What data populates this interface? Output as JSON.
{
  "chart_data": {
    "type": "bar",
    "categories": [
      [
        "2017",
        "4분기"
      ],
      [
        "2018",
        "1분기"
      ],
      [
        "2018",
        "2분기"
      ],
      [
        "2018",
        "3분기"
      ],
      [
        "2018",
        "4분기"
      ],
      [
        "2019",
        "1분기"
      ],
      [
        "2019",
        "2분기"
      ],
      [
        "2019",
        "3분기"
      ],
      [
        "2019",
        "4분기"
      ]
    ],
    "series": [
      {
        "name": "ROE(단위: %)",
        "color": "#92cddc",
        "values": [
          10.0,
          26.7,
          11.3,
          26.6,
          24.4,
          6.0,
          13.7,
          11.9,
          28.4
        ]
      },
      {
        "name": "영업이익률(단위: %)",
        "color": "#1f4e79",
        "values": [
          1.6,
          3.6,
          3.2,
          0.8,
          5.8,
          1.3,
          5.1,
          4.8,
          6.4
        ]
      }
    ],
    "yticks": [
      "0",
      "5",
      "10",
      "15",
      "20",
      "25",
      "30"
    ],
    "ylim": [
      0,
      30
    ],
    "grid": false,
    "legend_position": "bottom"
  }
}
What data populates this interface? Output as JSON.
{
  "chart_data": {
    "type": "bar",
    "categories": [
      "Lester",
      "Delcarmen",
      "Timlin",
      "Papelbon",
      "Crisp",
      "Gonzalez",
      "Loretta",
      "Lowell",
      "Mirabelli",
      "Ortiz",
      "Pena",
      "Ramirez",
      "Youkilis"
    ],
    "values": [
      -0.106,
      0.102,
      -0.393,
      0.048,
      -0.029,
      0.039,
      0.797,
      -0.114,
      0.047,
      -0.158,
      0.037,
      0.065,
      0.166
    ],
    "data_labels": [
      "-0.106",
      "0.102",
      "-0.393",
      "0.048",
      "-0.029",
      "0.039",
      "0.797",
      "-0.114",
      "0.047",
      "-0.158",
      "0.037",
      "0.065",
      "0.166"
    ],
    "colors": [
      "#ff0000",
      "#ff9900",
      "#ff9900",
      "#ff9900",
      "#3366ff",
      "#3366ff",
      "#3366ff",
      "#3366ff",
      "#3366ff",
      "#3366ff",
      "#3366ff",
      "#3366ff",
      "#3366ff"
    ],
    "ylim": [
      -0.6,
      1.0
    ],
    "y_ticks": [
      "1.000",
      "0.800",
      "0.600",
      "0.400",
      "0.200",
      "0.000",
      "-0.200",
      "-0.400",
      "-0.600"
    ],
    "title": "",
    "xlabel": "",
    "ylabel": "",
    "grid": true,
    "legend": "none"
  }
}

• TASK REQUIREMENTS: Output the listing above word for word.

• WRITTEN RESPONSE:
What data populates this interface? Output as JSON.
{
  "chart_data": {
    "type": "bar",
    "categories": [
      [
        "2017",
        "4분기"
      ],
      [
        "2018",
        "1분기"
      ],
      [
        "2018",
        "2분기"
      ],
      [
        "2018",
        "3분기"
      ],
      [
        "2018",
        "4분기"
      ],
      [
        "2019",
        "1분기"
      ],
      [
        "2019",
        "2분기"
      ],
      [
        "2019",
        "3분기"
      ],
      [
        "2019",
        "4분기"
      ]
    ],
    "series": [
      {
        "name": "ROE(단위: %)",
        "color": "#92cddc",
        "values": [
          10.0,
          26.7,
          11.3,
          26.6,
          24.4,
          6.0,
          13.7,
          11.9,
          28.4
        ]
      },
      {
        "name": "영업이익률(단위: %)",
        "color": "#1f4e79",
        "values": [
          1.6,
          3.6,
          3.2,
          0.8,
          5.8,
          1.3,
          5.1,
          4.8,
          6.4
        ]
      }
    ],
    "yticks": [
      "0",
      "5",
      "10",
      "15",
      "20",
      "25",
      "30"
    ],
    "ylim": [
      0,
      30
    ],
    "grid": false,
    "legend_position": "bottom"
  }
}
What data populates this interface? Output as JSON.
{
  "chart_data": {
    "type": "bar",
    "categories": [
      "Lester",
      "Delcarmen",
      "Timlin",
      "Papelbon",
      "Crisp",
      "Gonzalez",
      "Loretta",
      "Lowell",
      "Mirabelli",
      "Ortiz",
      "Pena",
      "Ramirez",
      "Youkilis"
    ],
    "values": [
      -0.106,
      0.102,
      -0.393,
      0.048,
      -0.029,
      0.039,
      0.797,
      -0.114,
      0.047,
      -0.158,
      0.037,
      0.065,
      0.166
    ],
    "data_labels": [
      "-0.106",
      "0.102",
      "-0.393",
      "0.048",
      "-0.029",
      "0.039",
      "0.797",
      "-0.114",
      "0.047",
      "-0.158",
      "0.037",
      "0.065",
      "0.166"
    ],
    "colors": [
      "#ff0000",
      "#ff9900",
      "#ff9900",
      "#ff9900",
      "#3366ff",
      "#3366ff",
      "#3366ff",
      "#3366ff",
      "#3366ff",
      "#3366ff",
      "#3366ff",
      "#3366ff",
      "#3366ff"
    ],
    "ylim": [
      -0.6,
      1.0
    ],
    "y_ticks": [
      "1.000",
      "0.800",
      "0.600",
      "0.400",
      "0.200",
      "0.000",
      "-0.200",
      "-0.400",
      "-0.600"
    ],
    "title": "",
    "xlabel": "",
    "ylabel": "",
    "grid": true,
    "legend": "none"
  }
}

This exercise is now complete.